**Entries provided**.
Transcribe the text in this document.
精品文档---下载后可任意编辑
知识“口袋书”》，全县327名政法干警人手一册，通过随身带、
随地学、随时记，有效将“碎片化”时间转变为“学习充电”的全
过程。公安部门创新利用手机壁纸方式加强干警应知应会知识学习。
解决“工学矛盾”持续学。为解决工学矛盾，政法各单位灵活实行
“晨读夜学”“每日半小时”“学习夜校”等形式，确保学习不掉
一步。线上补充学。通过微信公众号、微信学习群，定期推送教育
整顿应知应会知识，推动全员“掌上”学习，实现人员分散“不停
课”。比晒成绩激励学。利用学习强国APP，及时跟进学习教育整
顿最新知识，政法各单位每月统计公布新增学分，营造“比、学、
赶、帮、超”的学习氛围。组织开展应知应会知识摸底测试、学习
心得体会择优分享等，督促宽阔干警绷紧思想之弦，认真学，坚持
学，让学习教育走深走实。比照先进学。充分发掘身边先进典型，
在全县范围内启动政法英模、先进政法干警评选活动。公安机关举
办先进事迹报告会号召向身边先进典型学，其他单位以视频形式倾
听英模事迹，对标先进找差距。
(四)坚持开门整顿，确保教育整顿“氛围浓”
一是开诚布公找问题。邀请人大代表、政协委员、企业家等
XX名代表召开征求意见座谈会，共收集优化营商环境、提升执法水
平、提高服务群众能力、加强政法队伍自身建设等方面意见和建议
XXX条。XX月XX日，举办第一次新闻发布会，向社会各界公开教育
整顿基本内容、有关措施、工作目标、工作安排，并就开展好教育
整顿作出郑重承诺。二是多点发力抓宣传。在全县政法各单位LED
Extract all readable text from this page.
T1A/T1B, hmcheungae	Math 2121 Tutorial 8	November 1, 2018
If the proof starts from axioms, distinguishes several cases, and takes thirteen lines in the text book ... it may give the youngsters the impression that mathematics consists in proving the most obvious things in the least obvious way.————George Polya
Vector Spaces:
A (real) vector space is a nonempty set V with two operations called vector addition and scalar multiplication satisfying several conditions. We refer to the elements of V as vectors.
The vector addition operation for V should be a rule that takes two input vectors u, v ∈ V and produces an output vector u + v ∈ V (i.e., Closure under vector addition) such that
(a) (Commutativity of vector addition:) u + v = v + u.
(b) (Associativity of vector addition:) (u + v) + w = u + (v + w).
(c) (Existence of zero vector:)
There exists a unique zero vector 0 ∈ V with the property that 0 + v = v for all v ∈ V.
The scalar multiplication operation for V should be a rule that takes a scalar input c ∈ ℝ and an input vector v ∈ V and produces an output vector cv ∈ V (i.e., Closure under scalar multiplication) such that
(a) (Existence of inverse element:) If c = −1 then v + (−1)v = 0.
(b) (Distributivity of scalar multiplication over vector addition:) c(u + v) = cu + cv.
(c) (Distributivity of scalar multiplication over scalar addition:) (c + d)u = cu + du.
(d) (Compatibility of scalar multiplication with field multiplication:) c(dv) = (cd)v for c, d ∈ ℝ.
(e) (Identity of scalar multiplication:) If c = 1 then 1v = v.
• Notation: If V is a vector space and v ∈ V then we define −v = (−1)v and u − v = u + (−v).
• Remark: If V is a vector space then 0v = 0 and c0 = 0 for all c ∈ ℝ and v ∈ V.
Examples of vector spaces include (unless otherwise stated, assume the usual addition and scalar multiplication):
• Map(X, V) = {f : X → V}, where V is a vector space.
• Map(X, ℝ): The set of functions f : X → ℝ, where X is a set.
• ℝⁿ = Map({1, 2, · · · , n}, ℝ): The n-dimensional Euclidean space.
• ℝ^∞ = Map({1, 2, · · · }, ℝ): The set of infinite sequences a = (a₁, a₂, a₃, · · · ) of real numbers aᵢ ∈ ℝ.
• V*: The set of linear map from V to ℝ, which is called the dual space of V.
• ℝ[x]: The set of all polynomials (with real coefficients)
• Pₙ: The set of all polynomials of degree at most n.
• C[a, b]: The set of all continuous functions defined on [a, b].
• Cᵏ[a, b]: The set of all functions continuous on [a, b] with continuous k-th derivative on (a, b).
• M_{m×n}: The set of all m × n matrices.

**Task details**. Return the entries above exactly, each one complete.

**Problem solution**.
Transcribe the text in this document.
精品文档---下载后可任意编辑
知识“口袋书”》，全县327名政法干警人手一册，通过随身带、
随地学、随时记，有效将“碎片化”时间转变为“学习充电”的全
过程。公安部门创新利用手机壁纸方式加强干警应知应会知识学习。
解决“工学矛盾”持续学。为解决工学矛盾，政法各单位灵活实行
“晨读夜学”“每日半小时”“学习夜校”等形式，确保学习不掉
一步。线上补充学。通过微信公众号、微信学习群，定期推送教育
整顿应知应会知识，推动全员“掌上”学习，实现人员分散“不停
课”。比晒成绩激励学。利用学习强国APP，及时跟进学习教育整
顿最新知识，政法各单位每月统计公布新增学分，营造“比、学、
赶、帮、超”的学习氛围。组织开展应知应会知识摸底测试、学习
心得体会择优分享等，督促宽阔干警绷紧思想之弦，认真学，坚持
学，让学习教育走深走实。比照先进学。充分发掘身边先进典型，
在全县范围内启动政法英模、先进政法干警评选活动。公安机关举
办先进事迹报告会号召向身边先进典型学，其他单位以视频形式倾
听英模事迹，对标先进找差距。
(四)坚持开门整顿，确保教育整顿“氛围浓”
一是开诚布公找问题。邀请人大代表、政协委员、企业家等
XX名代表召开征求意见座谈会，共收集优化营商环境、提升执法水
平、提高服务群众能力、加强政法队伍自身建设等方面意见和建议
XXX条。XX月XX日，举办第一次新闻发布会，向社会各界公开教育
整顿基本内容、有关措施、工作目标、工作安排，并就开展好教育
整顿作出郑重承诺。二是多点发力抓宣传。在全县政法各单位LED
Extract all readable text from this page.
T1A/T1B, hmcheungae	Math 2121 Tutorial 8	November 1, 2018
If the proof starts from axioms, distinguishes several cases, and takes thirteen lines in the text book ... it may give the youngsters the impression that mathematics consists in proving the most obvious things in the least obvious way.————George Polya
Vector Spaces:
A (real) vector space is a nonempty set V with two operations called vector addition and scalar multiplication satisfying several conditions. We refer to the elements of V as vectors.
The vector addition operation for V should be a rule that takes two input vectors u, v ∈ V and produces an output vector u + v ∈ V (i.e., Closure under vector addition) such that
(a) (Commutativity of vector addition:) u + v = v + u.
(b) (Associativity of vector addition:) (u + v) + w = u + (v + w).
(c) (Existence of zero vector:)
There exists a unique zero vector 0 ∈ V with the property that 0 + v = v for all v ∈ V.
The scalar multiplication operation for V should be a rule that takes a scalar input c ∈ ℝ and an input vector v ∈ V and produces an output vector cv ∈ V (i.e., Closure under scalar multiplication) such that
(a) (Existence of inverse element:) If c = −1 then v + (−1)v = 0.
(b) (Distributivity of scalar multiplication over vector addition:) c(u + v) = cu + cv.
(c) (Distributivity of scalar multiplication over scalar addition:) (c + d)u = cu + du.
(d) (Compatibility of scalar multiplication with field multiplication:) c(dv) = (cd)v for c, d ∈ ℝ.
(e) (Identity of scalar multiplication:) If c = 1 then 1v = v.
• Notation: If V is a vector space and v ∈ V then we define −v = (−1)v and u − v = u + (−v).
• Remark: If V is a vector space then 0v = 0 and c0 = 0 for all c ∈ ℝ and v ∈ V.
Examples of vector spaces include (unless otherwise stated, assume the usual addition and scalar multiplication):
• Map(X, V) = {f : X → V}, where V is a vector space.
• Map(X, ℝ): The set of functions f : X → ℝ, where X is a set.
• ℝⁿ = Map({1, 2, · · · , n}, ℝ): The n-dimensional Euclidean space.
• ℝ^∞ = Map({1, 2, · · · }, ℝ): The set of infinite sequences a = (a₁, a₂, a₃, · · · ) of real numbers aᵢ ∈ ℝ.
• V*: The set of linear map from V to ℝ, which is called the dual space of V.
• ℝ[x]: The set of all polynomials (with real coefficients)
• Pₙ: The set of all polynomials of degree at most n.
• C[a, b]: The set of all continuous functions defined on [a, b].
• Cᵏ[a, b]: The set of all functions continuous on [a, b] with continuous k-th derivative on (a, b).
• M_{m×n}: The set of all m × n matrices.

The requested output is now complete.